--- Start of Raw records ---
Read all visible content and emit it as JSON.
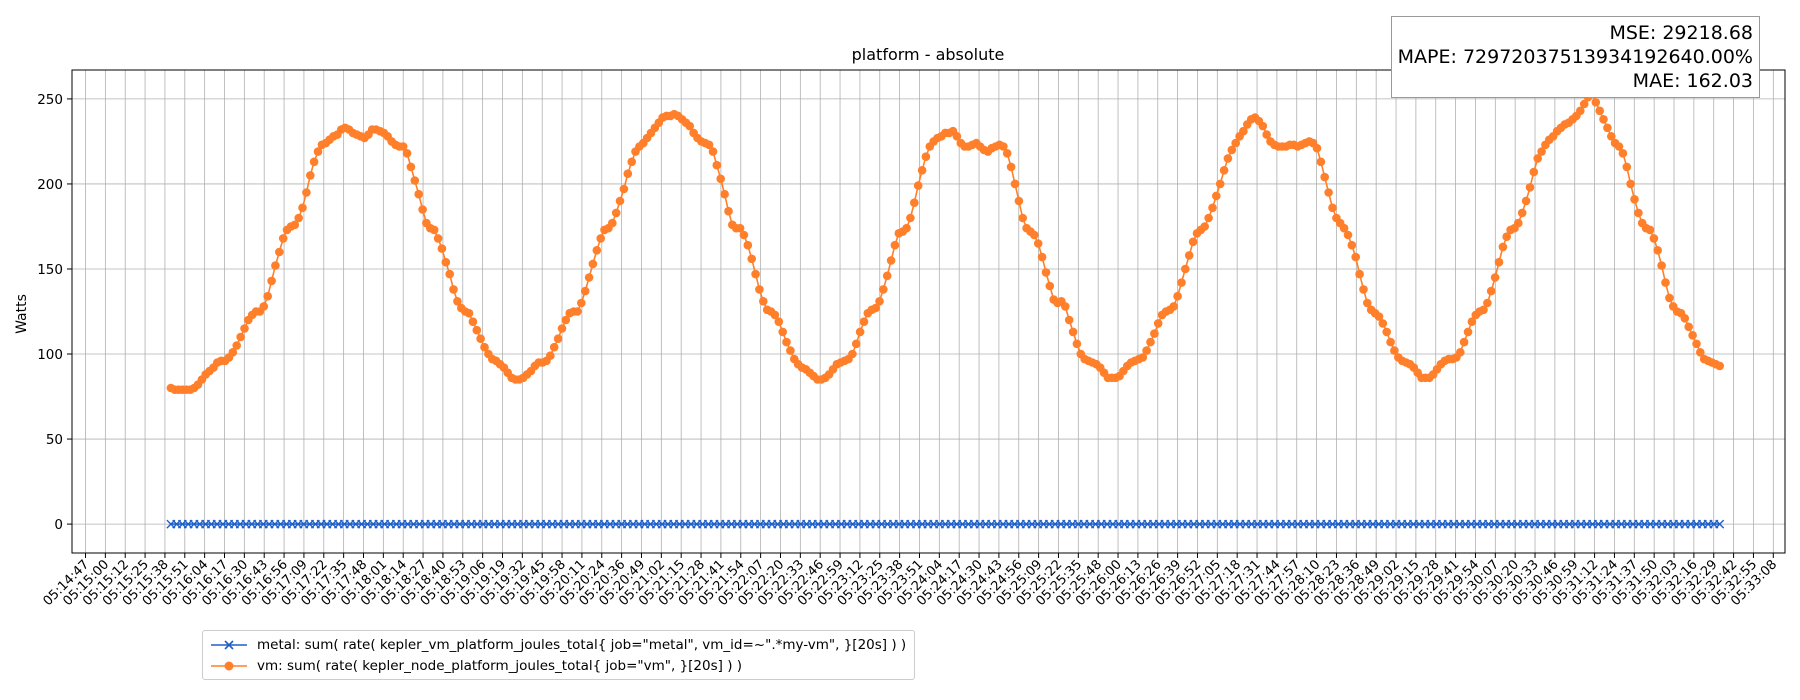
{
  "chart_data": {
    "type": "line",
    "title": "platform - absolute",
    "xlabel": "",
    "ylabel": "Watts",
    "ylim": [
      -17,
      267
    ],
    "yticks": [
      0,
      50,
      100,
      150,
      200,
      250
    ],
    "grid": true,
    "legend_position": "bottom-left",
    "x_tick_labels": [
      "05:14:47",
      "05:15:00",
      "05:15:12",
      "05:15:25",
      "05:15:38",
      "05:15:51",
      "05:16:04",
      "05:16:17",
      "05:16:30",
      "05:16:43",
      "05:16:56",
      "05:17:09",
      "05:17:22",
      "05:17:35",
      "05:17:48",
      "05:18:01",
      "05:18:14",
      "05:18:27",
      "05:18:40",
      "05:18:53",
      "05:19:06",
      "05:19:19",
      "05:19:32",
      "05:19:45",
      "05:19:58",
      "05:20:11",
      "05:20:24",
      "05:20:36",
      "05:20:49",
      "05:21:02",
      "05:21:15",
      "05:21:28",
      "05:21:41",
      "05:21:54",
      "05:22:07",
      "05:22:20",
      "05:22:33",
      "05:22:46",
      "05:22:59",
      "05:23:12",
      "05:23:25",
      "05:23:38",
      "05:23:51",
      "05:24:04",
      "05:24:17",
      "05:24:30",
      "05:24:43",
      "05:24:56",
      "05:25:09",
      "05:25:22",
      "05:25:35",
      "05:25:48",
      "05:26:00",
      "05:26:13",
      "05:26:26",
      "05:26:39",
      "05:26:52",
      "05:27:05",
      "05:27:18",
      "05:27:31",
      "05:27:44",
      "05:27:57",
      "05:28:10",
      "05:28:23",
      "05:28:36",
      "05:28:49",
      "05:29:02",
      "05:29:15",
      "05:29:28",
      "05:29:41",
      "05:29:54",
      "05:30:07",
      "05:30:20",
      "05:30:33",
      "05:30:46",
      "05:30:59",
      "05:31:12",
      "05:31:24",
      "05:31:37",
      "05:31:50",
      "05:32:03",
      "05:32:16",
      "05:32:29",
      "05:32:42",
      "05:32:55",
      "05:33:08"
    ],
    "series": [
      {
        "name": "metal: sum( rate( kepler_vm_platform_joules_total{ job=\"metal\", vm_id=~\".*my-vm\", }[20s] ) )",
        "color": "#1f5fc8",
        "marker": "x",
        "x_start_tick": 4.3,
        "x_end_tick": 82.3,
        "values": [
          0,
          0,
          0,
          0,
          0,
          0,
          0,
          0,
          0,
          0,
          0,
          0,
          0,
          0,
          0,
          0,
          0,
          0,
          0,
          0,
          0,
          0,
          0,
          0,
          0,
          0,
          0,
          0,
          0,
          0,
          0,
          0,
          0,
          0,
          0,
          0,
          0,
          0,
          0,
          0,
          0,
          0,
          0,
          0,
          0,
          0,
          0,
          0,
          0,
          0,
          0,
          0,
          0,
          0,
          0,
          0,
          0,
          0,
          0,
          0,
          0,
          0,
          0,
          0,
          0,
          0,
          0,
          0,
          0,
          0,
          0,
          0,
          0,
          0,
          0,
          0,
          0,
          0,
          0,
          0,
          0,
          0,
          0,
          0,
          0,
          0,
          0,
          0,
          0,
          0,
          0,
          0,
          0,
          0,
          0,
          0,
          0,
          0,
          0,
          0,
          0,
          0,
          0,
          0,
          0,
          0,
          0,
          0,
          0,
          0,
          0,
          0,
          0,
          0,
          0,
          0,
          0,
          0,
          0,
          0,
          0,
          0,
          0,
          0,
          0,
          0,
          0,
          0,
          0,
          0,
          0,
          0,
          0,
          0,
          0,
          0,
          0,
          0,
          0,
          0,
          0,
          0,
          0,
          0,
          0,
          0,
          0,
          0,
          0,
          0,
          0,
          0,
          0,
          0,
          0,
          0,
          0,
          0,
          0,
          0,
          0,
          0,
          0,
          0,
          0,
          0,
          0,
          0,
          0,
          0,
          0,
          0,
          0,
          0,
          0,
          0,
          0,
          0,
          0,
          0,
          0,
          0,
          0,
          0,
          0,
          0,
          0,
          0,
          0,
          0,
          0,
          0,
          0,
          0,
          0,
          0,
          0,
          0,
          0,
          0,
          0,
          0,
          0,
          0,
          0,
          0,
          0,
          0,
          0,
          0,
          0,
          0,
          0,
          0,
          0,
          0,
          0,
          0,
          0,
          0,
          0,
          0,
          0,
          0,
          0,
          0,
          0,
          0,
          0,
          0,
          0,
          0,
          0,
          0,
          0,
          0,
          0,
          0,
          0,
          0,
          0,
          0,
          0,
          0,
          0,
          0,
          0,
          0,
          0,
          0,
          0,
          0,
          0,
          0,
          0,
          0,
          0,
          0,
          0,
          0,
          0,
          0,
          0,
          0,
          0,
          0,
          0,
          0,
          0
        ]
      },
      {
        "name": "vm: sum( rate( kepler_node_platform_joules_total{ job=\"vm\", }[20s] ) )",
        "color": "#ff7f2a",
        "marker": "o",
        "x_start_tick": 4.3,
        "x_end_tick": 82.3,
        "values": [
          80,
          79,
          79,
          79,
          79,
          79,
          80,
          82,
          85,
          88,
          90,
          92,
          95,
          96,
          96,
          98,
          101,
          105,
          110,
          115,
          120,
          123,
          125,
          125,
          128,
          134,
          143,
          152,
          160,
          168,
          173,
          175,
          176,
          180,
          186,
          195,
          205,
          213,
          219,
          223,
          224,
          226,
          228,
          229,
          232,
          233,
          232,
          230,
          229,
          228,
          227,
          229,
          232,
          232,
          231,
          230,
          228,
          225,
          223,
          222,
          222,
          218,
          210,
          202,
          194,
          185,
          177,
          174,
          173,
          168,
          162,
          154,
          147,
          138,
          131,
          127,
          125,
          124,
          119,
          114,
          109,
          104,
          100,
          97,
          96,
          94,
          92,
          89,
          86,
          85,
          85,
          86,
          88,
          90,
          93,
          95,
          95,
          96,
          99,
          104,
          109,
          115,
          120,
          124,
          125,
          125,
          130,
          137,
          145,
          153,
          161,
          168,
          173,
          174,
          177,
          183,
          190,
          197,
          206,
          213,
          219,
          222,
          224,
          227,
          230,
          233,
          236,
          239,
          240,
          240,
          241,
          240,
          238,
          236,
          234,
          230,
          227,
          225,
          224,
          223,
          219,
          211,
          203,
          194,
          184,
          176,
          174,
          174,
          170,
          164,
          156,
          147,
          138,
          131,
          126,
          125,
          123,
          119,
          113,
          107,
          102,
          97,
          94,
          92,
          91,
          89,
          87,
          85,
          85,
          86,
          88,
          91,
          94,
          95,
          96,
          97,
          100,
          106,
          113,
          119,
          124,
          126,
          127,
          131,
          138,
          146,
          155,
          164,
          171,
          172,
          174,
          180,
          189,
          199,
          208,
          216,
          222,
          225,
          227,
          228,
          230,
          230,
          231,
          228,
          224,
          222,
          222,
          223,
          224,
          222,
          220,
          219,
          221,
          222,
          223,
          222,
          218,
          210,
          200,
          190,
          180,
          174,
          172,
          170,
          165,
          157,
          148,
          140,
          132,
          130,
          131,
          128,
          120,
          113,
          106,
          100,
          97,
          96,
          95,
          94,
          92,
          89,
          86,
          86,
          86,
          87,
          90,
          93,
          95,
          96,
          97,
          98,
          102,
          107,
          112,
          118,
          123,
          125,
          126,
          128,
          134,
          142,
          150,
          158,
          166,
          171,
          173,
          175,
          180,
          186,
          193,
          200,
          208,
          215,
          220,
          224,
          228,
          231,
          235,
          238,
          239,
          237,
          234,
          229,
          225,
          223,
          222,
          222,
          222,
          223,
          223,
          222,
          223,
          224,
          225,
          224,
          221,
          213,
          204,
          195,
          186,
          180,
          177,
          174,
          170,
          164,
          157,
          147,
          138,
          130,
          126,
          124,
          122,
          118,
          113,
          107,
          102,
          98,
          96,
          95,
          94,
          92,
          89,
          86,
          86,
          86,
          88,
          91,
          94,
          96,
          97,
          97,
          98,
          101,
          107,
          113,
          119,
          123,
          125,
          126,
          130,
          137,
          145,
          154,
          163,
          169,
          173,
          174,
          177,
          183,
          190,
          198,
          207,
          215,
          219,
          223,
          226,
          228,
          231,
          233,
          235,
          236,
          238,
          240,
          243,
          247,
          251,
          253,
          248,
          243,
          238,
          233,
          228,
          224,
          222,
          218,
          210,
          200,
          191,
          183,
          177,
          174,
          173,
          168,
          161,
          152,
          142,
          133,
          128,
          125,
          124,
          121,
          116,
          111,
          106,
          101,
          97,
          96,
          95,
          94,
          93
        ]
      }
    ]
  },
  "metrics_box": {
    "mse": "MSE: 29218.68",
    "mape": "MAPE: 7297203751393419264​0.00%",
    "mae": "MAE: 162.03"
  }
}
--- End of Raw records ---
--- Start of Raw records ---
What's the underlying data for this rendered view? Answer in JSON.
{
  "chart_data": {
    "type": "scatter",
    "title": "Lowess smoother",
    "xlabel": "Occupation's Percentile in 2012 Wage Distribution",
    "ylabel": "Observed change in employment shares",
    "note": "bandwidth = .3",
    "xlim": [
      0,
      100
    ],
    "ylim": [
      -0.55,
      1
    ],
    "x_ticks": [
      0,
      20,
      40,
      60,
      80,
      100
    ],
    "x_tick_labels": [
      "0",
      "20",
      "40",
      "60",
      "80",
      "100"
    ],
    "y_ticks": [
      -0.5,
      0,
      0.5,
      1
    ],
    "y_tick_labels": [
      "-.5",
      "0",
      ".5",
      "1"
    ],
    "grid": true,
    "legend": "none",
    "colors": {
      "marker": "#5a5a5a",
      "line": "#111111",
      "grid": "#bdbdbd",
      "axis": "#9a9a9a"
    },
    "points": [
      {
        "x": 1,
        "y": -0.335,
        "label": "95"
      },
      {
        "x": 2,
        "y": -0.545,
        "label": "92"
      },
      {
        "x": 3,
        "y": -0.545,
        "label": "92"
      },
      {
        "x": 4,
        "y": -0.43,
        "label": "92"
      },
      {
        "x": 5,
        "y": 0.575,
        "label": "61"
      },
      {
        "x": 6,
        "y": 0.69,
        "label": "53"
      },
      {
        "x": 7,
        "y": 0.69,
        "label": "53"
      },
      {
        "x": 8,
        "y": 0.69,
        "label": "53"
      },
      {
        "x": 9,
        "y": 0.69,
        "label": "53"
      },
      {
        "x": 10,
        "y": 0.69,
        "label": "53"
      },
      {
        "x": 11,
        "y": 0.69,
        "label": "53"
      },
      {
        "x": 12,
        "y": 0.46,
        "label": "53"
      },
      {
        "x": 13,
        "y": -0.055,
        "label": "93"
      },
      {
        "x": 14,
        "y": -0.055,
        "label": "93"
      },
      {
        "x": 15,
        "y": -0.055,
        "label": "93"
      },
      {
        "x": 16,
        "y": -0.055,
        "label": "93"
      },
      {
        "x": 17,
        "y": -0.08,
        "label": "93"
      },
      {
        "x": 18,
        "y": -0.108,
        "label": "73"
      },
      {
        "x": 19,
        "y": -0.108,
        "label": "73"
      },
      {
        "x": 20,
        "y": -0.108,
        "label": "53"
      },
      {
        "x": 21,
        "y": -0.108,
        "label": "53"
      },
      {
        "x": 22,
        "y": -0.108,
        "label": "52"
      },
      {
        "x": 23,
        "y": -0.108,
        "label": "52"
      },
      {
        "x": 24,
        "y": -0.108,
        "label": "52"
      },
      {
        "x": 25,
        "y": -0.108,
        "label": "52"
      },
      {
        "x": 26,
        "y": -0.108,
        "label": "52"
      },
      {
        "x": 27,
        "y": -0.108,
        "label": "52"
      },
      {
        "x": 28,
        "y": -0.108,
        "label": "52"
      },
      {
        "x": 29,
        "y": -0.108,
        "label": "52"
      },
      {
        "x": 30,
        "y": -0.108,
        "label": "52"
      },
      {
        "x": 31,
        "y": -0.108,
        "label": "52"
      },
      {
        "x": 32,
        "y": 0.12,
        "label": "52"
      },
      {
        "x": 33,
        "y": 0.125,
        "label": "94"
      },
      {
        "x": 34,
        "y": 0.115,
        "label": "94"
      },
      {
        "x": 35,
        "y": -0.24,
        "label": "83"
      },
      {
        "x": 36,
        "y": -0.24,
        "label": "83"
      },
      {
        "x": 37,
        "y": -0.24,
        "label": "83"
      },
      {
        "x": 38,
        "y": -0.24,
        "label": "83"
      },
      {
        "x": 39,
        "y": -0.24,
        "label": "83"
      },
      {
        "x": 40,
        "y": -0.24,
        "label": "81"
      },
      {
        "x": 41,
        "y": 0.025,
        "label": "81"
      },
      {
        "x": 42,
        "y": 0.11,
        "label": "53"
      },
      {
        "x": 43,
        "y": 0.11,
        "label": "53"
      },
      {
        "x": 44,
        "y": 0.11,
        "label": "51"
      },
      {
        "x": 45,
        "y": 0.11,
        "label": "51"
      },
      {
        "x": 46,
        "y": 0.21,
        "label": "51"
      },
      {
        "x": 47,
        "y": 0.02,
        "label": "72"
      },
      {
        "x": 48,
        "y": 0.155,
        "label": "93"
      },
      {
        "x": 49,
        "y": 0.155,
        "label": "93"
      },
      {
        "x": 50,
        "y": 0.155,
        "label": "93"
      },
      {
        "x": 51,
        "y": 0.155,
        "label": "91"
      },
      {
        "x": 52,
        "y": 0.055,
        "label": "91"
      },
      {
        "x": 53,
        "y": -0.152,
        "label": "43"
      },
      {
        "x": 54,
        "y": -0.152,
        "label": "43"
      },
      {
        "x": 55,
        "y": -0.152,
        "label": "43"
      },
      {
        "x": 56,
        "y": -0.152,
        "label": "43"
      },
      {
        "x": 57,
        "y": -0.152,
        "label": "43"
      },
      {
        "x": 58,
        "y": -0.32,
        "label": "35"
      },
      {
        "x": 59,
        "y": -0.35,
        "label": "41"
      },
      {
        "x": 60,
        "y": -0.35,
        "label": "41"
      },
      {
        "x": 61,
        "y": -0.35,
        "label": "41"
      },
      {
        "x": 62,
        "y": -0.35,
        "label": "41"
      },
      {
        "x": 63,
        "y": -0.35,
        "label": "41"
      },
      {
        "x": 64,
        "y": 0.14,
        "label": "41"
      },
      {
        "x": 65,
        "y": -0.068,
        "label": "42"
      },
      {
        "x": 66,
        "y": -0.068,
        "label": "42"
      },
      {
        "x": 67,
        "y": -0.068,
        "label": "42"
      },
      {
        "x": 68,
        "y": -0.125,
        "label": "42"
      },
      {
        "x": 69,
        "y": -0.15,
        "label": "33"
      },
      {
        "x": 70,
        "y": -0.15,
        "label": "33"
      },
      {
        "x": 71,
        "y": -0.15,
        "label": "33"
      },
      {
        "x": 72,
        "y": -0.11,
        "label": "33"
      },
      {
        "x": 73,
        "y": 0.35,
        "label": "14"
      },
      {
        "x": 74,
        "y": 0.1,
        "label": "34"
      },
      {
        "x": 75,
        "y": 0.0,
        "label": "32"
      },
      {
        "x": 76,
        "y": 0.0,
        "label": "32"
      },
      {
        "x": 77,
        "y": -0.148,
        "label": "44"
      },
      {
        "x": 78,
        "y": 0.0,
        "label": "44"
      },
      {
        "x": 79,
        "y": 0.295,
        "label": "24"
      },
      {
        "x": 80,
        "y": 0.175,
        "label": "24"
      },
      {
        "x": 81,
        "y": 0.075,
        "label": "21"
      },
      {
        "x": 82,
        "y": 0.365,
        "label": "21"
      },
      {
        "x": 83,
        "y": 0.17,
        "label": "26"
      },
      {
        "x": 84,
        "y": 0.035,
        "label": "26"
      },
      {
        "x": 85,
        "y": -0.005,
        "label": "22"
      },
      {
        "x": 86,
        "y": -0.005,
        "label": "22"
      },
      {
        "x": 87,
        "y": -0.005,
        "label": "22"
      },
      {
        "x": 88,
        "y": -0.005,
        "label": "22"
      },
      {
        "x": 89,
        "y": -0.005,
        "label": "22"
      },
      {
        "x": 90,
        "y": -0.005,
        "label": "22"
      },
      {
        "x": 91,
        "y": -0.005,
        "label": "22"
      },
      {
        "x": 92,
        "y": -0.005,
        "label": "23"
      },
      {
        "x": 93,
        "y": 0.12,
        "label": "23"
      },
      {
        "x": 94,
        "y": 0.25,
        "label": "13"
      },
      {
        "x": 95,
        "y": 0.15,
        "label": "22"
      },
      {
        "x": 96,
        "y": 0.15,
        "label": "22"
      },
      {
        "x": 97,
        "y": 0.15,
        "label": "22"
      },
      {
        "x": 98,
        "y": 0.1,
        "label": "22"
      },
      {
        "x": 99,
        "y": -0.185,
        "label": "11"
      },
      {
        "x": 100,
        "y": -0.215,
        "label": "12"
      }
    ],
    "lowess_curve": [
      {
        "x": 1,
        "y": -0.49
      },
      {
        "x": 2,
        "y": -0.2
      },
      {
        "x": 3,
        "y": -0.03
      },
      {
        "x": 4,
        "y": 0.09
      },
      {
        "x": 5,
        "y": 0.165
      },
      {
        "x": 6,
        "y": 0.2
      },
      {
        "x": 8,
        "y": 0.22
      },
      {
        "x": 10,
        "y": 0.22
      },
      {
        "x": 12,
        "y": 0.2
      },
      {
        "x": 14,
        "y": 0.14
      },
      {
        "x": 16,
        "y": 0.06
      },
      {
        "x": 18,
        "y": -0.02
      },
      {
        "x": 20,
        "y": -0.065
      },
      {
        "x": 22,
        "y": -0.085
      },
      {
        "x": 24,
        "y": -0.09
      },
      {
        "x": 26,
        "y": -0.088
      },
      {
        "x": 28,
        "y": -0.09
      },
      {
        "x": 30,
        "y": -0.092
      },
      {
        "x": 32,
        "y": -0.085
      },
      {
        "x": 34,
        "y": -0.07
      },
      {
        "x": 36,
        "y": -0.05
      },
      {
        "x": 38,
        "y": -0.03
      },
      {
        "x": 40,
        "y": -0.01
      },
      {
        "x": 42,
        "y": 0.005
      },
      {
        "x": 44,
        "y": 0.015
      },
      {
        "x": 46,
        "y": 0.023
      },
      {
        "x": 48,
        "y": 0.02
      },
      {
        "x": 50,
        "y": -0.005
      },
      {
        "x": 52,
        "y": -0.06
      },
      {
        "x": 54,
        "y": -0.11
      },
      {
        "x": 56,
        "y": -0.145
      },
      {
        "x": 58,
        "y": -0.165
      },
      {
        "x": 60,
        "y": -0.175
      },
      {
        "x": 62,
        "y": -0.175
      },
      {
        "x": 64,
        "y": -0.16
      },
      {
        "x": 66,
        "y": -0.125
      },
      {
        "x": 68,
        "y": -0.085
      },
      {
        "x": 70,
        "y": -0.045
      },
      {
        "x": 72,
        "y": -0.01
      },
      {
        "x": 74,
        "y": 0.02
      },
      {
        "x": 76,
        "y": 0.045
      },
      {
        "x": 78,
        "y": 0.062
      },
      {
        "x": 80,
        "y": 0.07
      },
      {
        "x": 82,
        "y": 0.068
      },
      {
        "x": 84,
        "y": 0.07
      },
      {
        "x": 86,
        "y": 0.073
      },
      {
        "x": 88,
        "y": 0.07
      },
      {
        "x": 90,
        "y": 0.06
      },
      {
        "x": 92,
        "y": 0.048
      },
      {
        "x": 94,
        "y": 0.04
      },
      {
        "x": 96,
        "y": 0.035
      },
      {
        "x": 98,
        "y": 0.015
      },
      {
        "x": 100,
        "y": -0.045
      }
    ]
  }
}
--- End of Raw records ---
* **Problem statement**: Tally the lines above that contain the word "ylabel", and reply with only the number.

* **Solution for this task**: 2